▸ Written request: Count the lines below that contain the word "żądań" and give only that number.

▸ Data for this task:
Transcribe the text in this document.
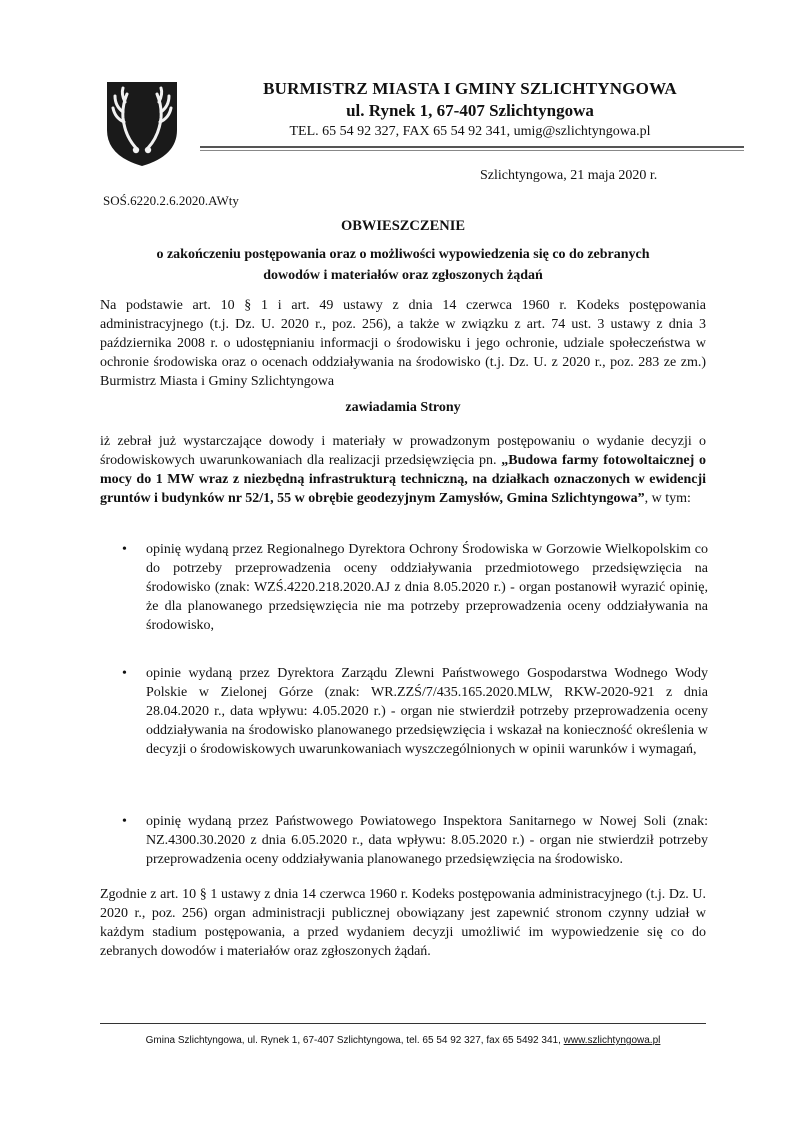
BURMISTRZ MIASTA I GMINY SZLICHTYNGOWA
ul. Rynek 1, 67-407 Szlichtyngowa
TEL. 65 54 92 327, FAX 65 54 92 341, umig@szlichtyngowa.pl
Szlichtyngowa, 21 maja 2020 r.
SOŚ.6220.2.6.2020.AWty
OBWIESZCZENIE
o zakończeniu postępowania oraz o możliwości wypowiedzenia się co do zebranych
dowodów i materiałów oraz zgłoszonych żądań

Na podstawie art. 10 § 1 i art. 49 ustawy z dnia 14 czerwca 1960 r. Kodeks postępowania administracyjnego (t.j. Dz. U. 2020 r., poz. 256), a także w związku z art. 74 ust. 3 ustawy z dnia 3 października 2008 r. o udostępnianiu informacji o środowisku i jego ochronie, udziale społeczeństwa w ochronie środowiska oraz o ocenach oddziaływania na środowisko (t.j. Dz. U. z 2020 r., poz. 283 ze zm.) Burmistrz Miasta i Gminy Szlichtyngowa

zawiadamia Strony

iż zebrał już wystarczające dowody i materiały w prowadzonym postępowaniu o wydanie decyzji o środowiskowych uwarunkowaniach dla realizacji przedsięwzięcia pn. „Budowa farmy fotowoltaicznej o mocy do 1 MW wraz z niezbędną infrastrukturą techniczną, na działkach oznaczonych w ewidencji gruntów i budynków nr 52/1, 55 w obrębie geodezyjnym Zamysłów, Gmina Szlichtyngowa”, w tym:

• opinię wydaną przez Regionalnego Dyrektora Ochrony Środowiska w Gorzowie Wielkopolskim co do potrzeby przeprowadzenia oceny oddziaływania przedmiotowego przedsięwzięcia na środowisko (znak: WZŚ.4220.218.2020.AJ z dnia 8.05.2020 r.) - organ postanowił wyrazić opinię, że dla planowanego przedsięwzięcia nie ma potrzeby przeprowadzenia oceny oddziaływania na środowisko,
• opinie wydaną przez Dyrektora Zarządu Zlewni Państwowego Gospodarstwa Wodnego Wody Polskie w Zielonej Górze (znak: WR.ZZŚ/7/435.165.2020.MLW, RKW-2020-921 z dnia 28.04.2020 r., data wpływu: 4.05.2020 r.) - organ nie stwierdził potrzeby przeprowadzenia oceny oddziaływania na środowisko planowanego przedsięwzięcia i wskazał na konieczność określenia w decyzji o środowiskowych uwarunkowaniach wyszczególnionych w opinii warunków i wymagań,
• opinię wydaną przez Państwowego Powiatowego Inspektora Sanitarnego w Nowej Soli (znak: NZ.4300.30.2020 z dnia 6.05.2020 r., data wpływu: 8.05.2020 r.) - organ nie stwierdził potrzeby przeprowadzenia oceny oddziaływania planowanego przedsięwzięcia na środowisko.

Zgodnie z art. 10 § 1 ustawy z dnia 14 czerwca 1960 r. Kodeks postępowania administracyjnego (t.j. Dz. U. 2020 r., poz. 256) organ administracji publicznej obowiązany jest zapewnić stronom czynny udział w każdym stadium postępowania, a przed wydaniem decyzji umożliwić im wypowiedzenie się co do zebranych dowodów i materiałów oraz zgłoszonych żądań.

Gmina Szlichtyngowa, ul. Rynek 1, 67-407 Szlichtyngowa, tel. 65 54 92 327, fax 65 5492 341, www.szlichtyngowa.pl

▸ Result: 2